═══ INFORMATION SUPPLIED ═══

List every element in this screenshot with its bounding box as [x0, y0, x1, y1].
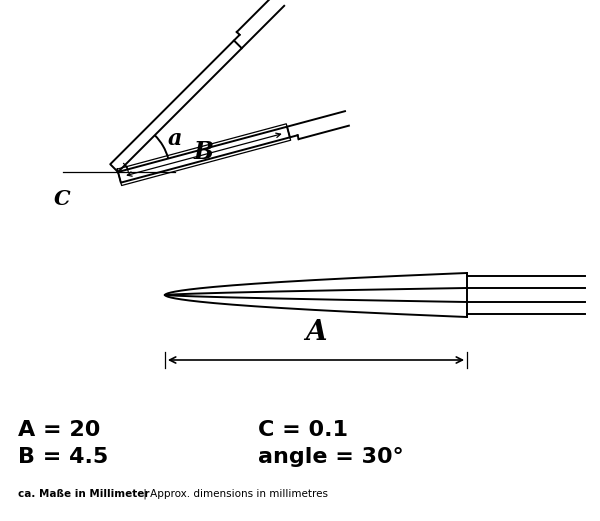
- Text: B = 4.5: B = 4.5: [18, 447, 108, 467]
- Text: C = 0.1: C = 0.1: [258, 420, 348, 440]
- Text: ca. Maße in Millimeter: ca. Maße in Millimeter: [18, 489, 149, 499]
- Text: A = 20: A = 20: [18, 420, 100, 440]
- Text: B: B: [193, 140, 213, 164]
- Text: angle = 30°: angle = 30°: [258, 447, 404, 467]
- Text: A: A: [305, 319, 327, 346]
- Text: | Approx. dimensions in millimetres: | Approx. dimensions in millimetres: [140, 489, 328, 499]
- Text: a: a: [168, 128, 182, 150]
- Text: C: C: [54, 189, 71, 209]
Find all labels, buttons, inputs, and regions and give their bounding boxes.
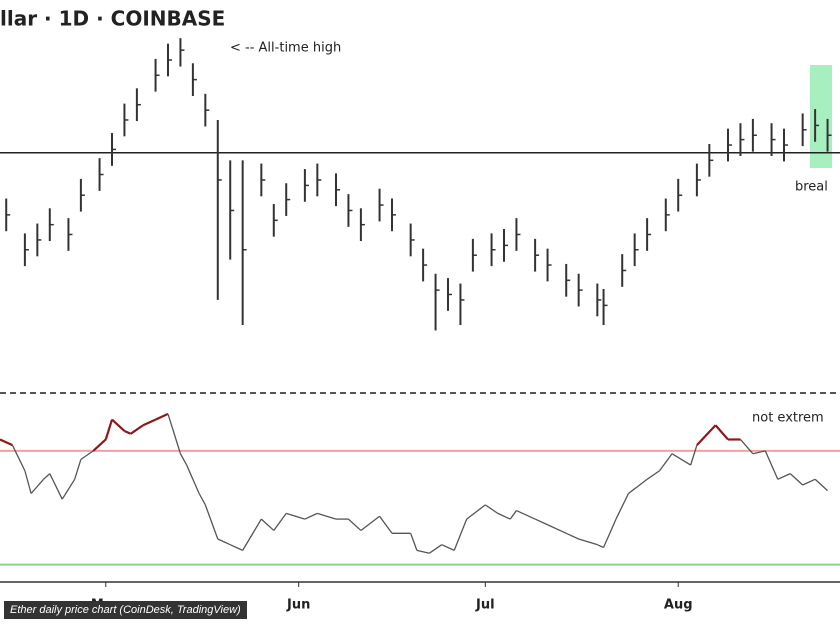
rsi-segment bbox=[416, 549, 430, 554]
rsi-segment bbox=[659, 453, 673, 472]
rsi-segment bbox=[30, 478, 45, 494]
rsi-segment bbox=[80, 450, 94, 460]
rsi-segment bbox=[198, 493, 206, 506]
rsi-segment bbox=[646, 470, 660, 480]
rsi-segment bbox=[441, 544, 455, 551]
breakout-highlight bbox=[810, 65, 832, 168]
rsi-segment bbox=[814, 478, 828, 492]
rsi-segment bbox=[348, 518, 362, 531]
rsi-segment bbox=[142, 418, 157, 427]
rsi-segment bbox=[111, 418, 126, 432]
rsi-segment bbox=[186, 464, 200, 494]
chart-title: llar · 1D · COINBASE bbox=[0, 7, 225, 31]
rsi-segment bbox=[509, 510, 517, 520]
rsi-segment bbox=[92, 438, 107, 452]
rsi-segment bbox=[360, 515, 380, 531]
rsi-segment bbox=[671, 453, 692, 466]
rsi-segment bbox=[789, 473, 804, 486]
rsi-segment bbox=[286, 512, 306, 520]
rsi-segment bbox=[714, 424, 729, 441]
rsi-segment bbox=[130, 424, 144, 435]
rsi-segment bbox=[49, 473, 63, 500]
rsi-segment bbox=[123, 429, 132, 435]
rsi-segment bbox=[696, 424, 717, 446]
rsi-segment bbox=[690, 444, 698, 466]
rsi-segment bbox=[597, 544, 604, 549]
rsi-segment bbox=[578, 538, 598, 546]
rsi-segment bbox=[628, 478, 648, 495]
rsi-segment bbox=[453, 518, 468, 551]
x-tick-label: Jun bbox=[286, 598, 310, 613]
rsi-segment bbox=[379, 515, 393, 534]
rsi-segment bbox=[217, 538, 231, 546]
rsi-segment bbox=[565, 532, 579, 540]
rsi-segment bbox=[167, 413, 182, 454]
rsi-segment bbox=[11, 444, 26, 472]
rsi-segment bbox=[260, 518, 275, 531]
rsi-segment bbox=[547, 524, 567, 534]
rsi-segment bbox=[104, 419, 114, 440]
rsi-segment bbox=[317, 512, 337, 520]
rsi-segment bbox=[484, 504, 499, 514]
rsi-segment bbox=[204, 504, 219, 540]
rsi-segment bbox=[410, 533, 418, 551]
rsi-segment bbox=[24, 470, 32, 494]
rsi-segment bbox=[273, 513, 287, 531]
rsi-segment bbox=[534, 518, 548, 526]
annotation: < -- All-time high bbox=[230, 41, 341, 56]
x-tick-label: Aug bbox=[664, 598, 693, 613]
rsi-segment bbox=[752, 450, 766, 455]
rsi-segment bbox=[61, 478, 76, 500]
rsi-segment bbox=[74, 459, 82, 480]
x-tick-label: Jul bbox=[475, 598, 495, 613]
rsi-segment bbox=[179, 453, 188, 466]
rsi-segment bbox=[43, 473, 51, 480]
rsi-segment bbox=[764, 450, 779, 480]
rsi-segment bbox=[777, 473, 791, 480]
caption: Ether daily price chart (CoinDesk, Tradi… bbox=[4, 601, 247, 619]
rsi-segment bbox=[229, 544, 243, 551]
annotation: breal bbox=[795, 180, 828, 195]
rsi-segment bbox=[466, 504, 486, 520]
rsi-segment bbox=[615, 493, 630, 520]
rsi-segment bbox=[242, 518, 262, 551]
rsi-segment bbox=[802, 478, 816, 486]
rsi-segment bbox=[516, 509, 536, 520]
annotation: not extrem bbox=[752, 411, 824, 426]
rsi-segment bbox=[428, 544, 443, 554]
rsi-segment bbox=[497, 512, 511, 520]
rsi-segment bbox=[0, 438, 13, 447]
rsi-segment bbox=[602, 518, 617, 548]
rsi-segment bbox=[304, 512, 318, 520]
rsi-segment bbox=[155, 412, 169, 421]
rsi-segment bbox=[739, 439, 754, 455]
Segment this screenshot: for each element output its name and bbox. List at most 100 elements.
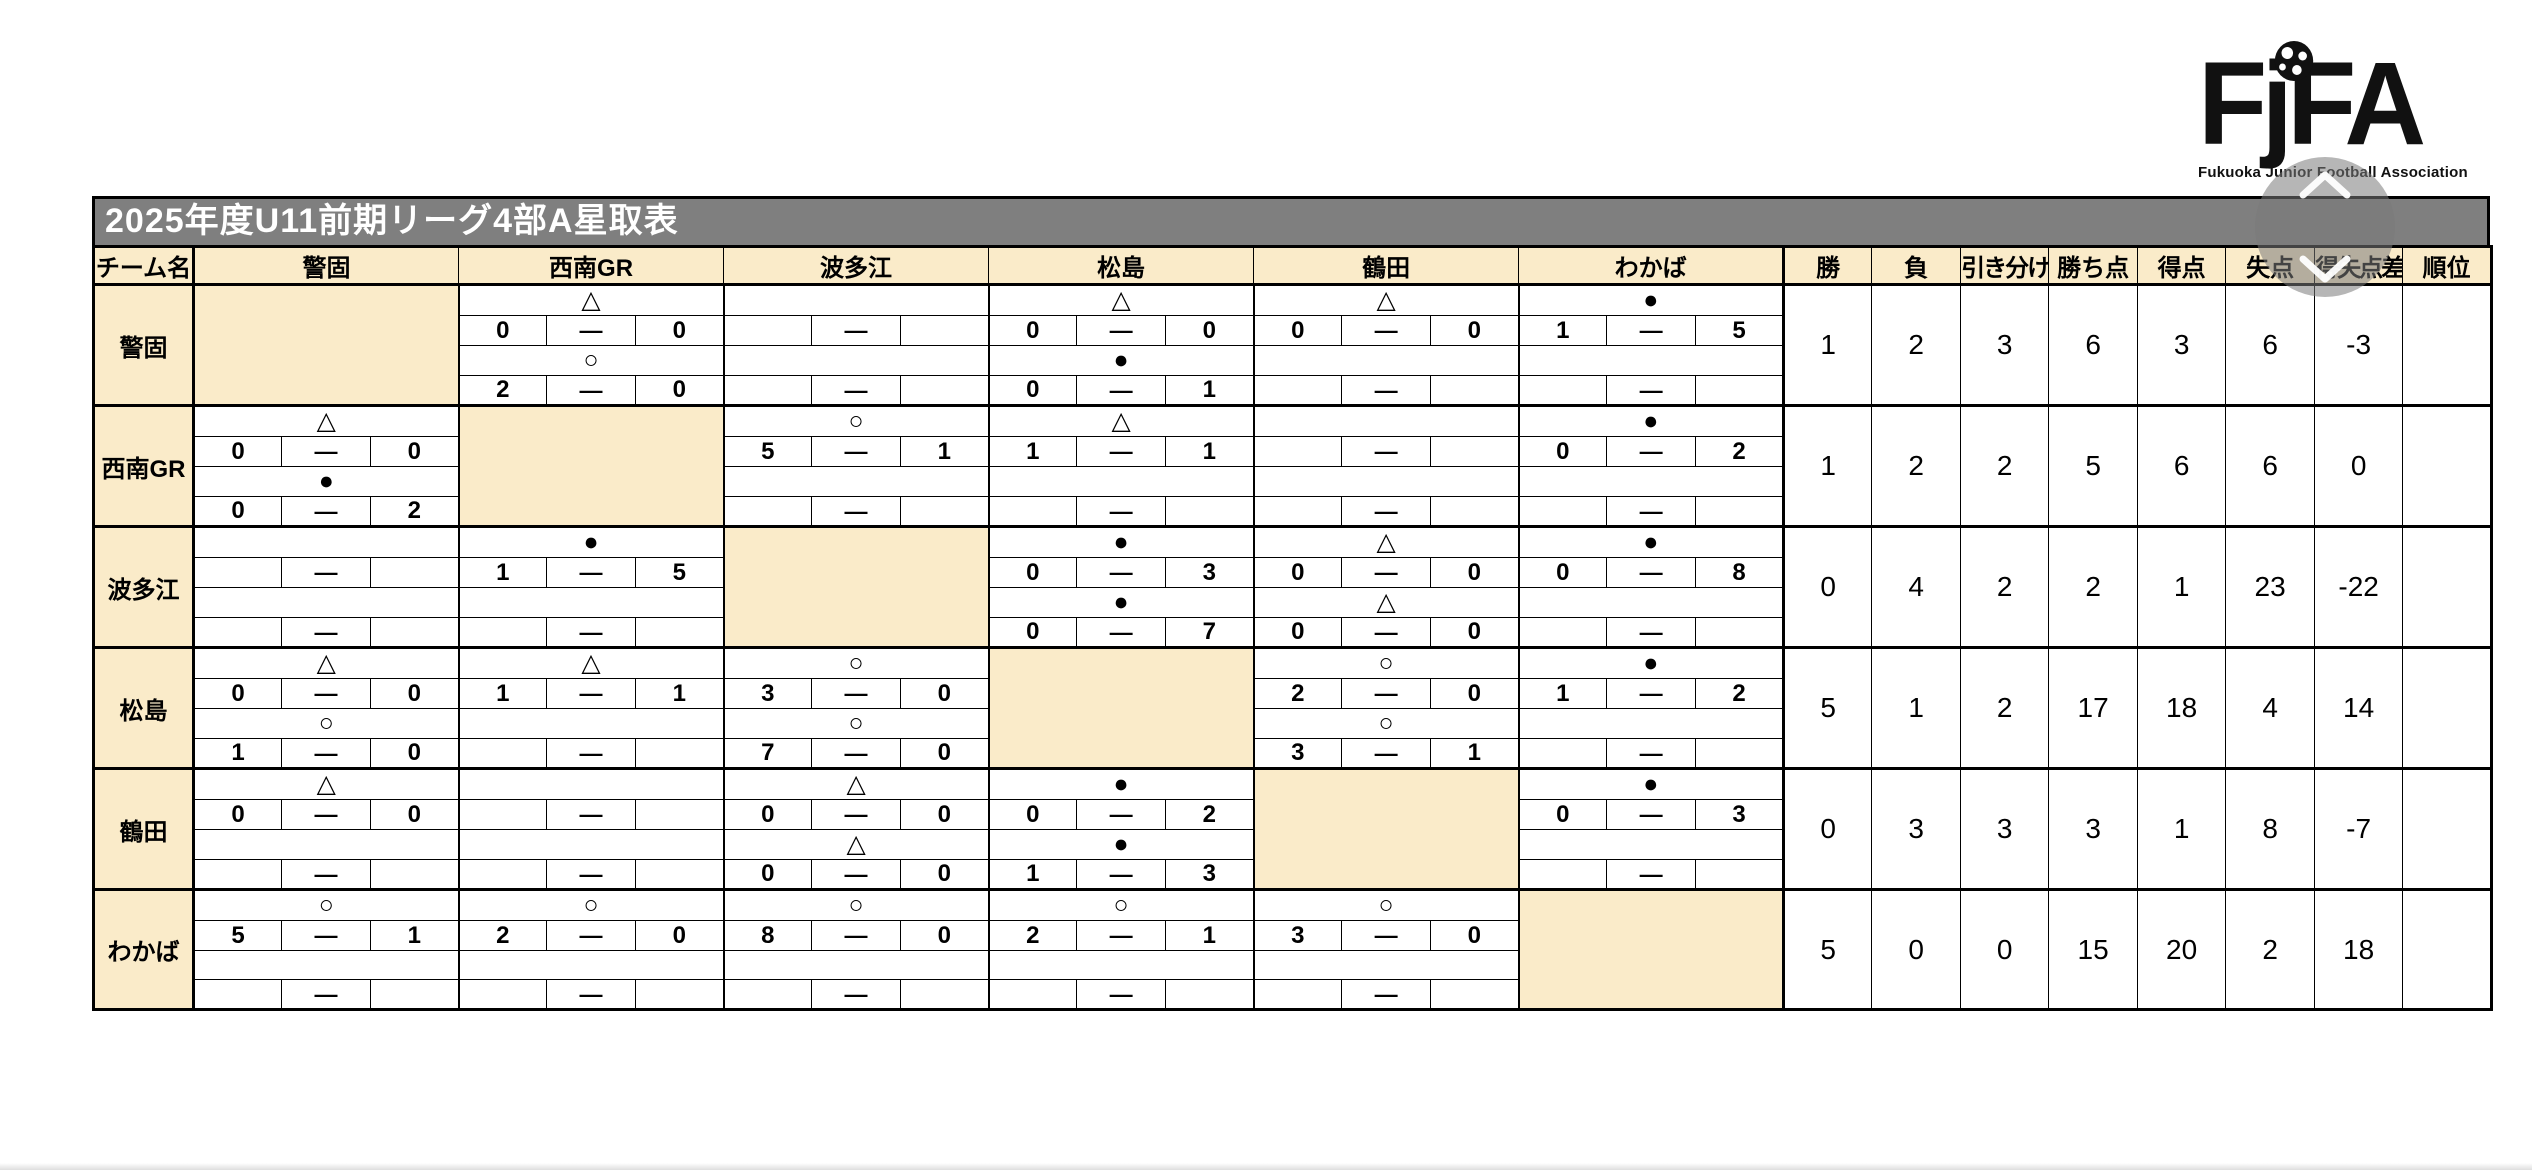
result-symbol: △	[1252, 283, 1520, 316]
score-right	[1430, 979, 1520, 1010]
score-right	[900, 375, 990, 406]
col-header-opponent-5: わかば	[1518, 246, 1785, 286]
score-dash: —	[546, 979, 637, 1010]
score-dash: —	[811, 375, 902, 406]
col-header-team-name: チーム名	[93, 246, 195, 286]
col-header-stat-4: 得点	[2137, 246, 2227, 286]
score-dash: —	[811, 738, 902, 769]
score-right	[1430, 436, 1520, 467]
score-left: 3	[1252, 738, 1343, 769]
score-left: 2	[457, 920, 548, 951]
score-right: 0	[900, 799, 990, 830]
score-left: 0	[1252, 617, 1343, 648]
score-right: 5	[1695, 315, 1785, 346]
col-header-stat-1: 負	[1871, 246, 1962, 286]
result-symbol: △	[192, 767, 460, 800]
score-right	[1165, 979, 1255, 1010]
score-left	[192, 617, 282, 648]
score-right: 0	[635, 315, 725, 346]
result-symbol: ●	[987, 345, 1255, 376]
score-left	[457, 617, 548, 648]
score-dash: —	[281, 799, 371, 830]
score-left: 1	[1517, 678, 1608, 709]
stat-gf: 1	[2137, 767, 2227, 890]
score-dash: —	[281, 738, 371, 769]
score-left: 1	[192, 738, 282, 769]
team-name: 警固	[93, 283, 195, 406]
logo-letter: A	[2344, 38, 2426, 170]
stat-draw: 0	[1960, 888, 2050, 1010]
score-right	[900, 496, 990, 527]
score-right	[1165, 496, 1255, 527]
result-symbol: ○	[722, 888, 990, 921]
stat-points: 15	[2048, 888, 2139, 1010]
result-symbol	[457, 829, 725, 860]
scroll-widget[interactable]	[2255, 157, 2395, 297]
result-symbol	[192, 950, 460, 980]
score-right	[369, 617, 460, 648]
score-left: 0	[192, 678, 282, 709]
score-dash: —	[1341, 557, 1432, 588]
result-symbol	[1252, 950, 1520, 980]
score-dash: —	[1076, 375, 1167, 406]
chevron-down-icon[interactable]	[2297, 255, 2353, 285]
self-cell	[1517, 888, 1785, 1010]
team-name: 鶴田	[93, 767, 195, 890]
score-right: 0	[900, 678, 990, 709]
stat-win: 1	[1782, 404, 1873, 527]
score-dash: —	[1076, 979, 1167, 1010]
score-left	[722, 979, 813, 1010]
stat-draw: 3	[1960, 767, 2050, 890]
score-right: 0	[369, 678, 460, 709]
result-symbol: ○	[722, 646, 990, 679]
score-left: 1	[1517, 315, 1608, 346]
result-symbol	[457, 587, 725, 618]
score-dash: —	[1076, 617, 1167, 648]
result-symbol	[192, 587, 460, 618]
score-right: 3	[1695, 799, 1785, 830]
score-left	[1517, 617, 1608, 648]
score-dash: —	[546, 315, 637, 346]
score-right: 2	[1695, 678, 1785, 709]
score-right: 0	[1430, 920, 1520, 951]
score-right: 0	[1430, 678, 1520, 709]
score-left: 0	[1252, 315, 1343, 346]
stat-gf: 3	[2137, 283, 2227, 406]
result-symbol: △	[1252, 587, 1520, 618]
league-sheet: 2025年度U11前期リーグ4部A星取表 チーム名 警固 西南GR 波多江 松島 鶴田 わか…	[92, 196, 2494, 1011]
stat-win: 1	[1782, 283, 1873, 406]
score-dash: —	[811, 496, 902, 527]
score-dash: —	[811, 678, 902, 709]
score-right: 0	[900, 920, 990, 951]
score-right	[369, 859, 460, 890]
score-left	[722, 315, 813, 346]
result-symbol: ○	[1252, 888, 1520, 921]
score-right: 0	[900, 738, 990, 769]
score-dash: —	[1606, 678, 1697, 709]
score-left: 0	[1517, 799, 1608, 830]
score-left	[457, 799, 548, 830]
soccer-ball-icon	[2274, 41, 2314, 81]
score-right: 1	[1165, 920, 1255, 951]
score-dash: —	[811, 315, 902, 346]
result-symbol: ●	[192, 466, 460, 497]
score-dash: —	[546, 557, 637, 588]
score-dash: —	[1076, 920, 1167, 951]
result-symbol: ●	[1517, 404, 1785, 437]
stat-draw: 2	[1960, 646, 2050, 769]
result-symbol	[457, 767, 725, 800]
stat-rank	[2402, 888, 2493, 1010]
score-left	[1252, 436, 1343, 467]
result-symbol: △	[192, 646, 460, 679]
score-right: 1	[900, 436, 990, 467]
score-dash: —	[1341, 436, 1432, 467]
result-symbol: ○	[192, 888, 460, 921]
team-name: 波多江	[93, 525, 195, 648]
chevron-up-icon[interactable]	[2297, 169, 2353, 199]
result-symbol: ○	[1252, 646, 1520, 679]
team-name: 西南GR	[93, 404, 195, 527]
score-right	[1695, 738, 1785, 769]
score-dash: —	[281, 617, 371, 648]
standings-table: チーム名警固西南GR波多江松島鶴田わかば勝負引き分け勝ち点得点失点得失点差順位警…	[92, 245, 2494, 1011]
stat-loss: 4	[1871, 525, 1962, 648]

═══

# GIVEN TASK
Copy out the lines from the start of the records through the line that contains "Find all labels, buttons, inputs, and", with both ends included. Leave the pictures out.

# COMPLETE RESPONSE
List every element in this screenshot with its bounding box as [x0, y0, x1, y1].
- Text: B = 4.5: B = 4.5: [18, 447, 108, 467]
- Text: C = 0.1: C = 0.1: [258, 420, 348, 440]
- Text: ca. Maße in Millimeter: ca. Maße in Millimeter: [18, 489, 149, 499]
- Text: A = 20: A = 20: [18, 420, 100, 440]
- Text: B: B: [193, 140, 213, 164]
- Text: angle = 30°: angle = 30°: [258, 447, 404, 467]
- Text: A: A: [305, 319, 327, 346]
- Text: | Approx. dimensions in millimetres: | Approx. dimensions in millimetres: [140, 489, 328, 499]
- Text: a: a: [168, 128, 182, 150]
- Text: C: C: [54, 189, 71, 209]
Find all labels, buttons, inputs, and regions and give their bounding boxes.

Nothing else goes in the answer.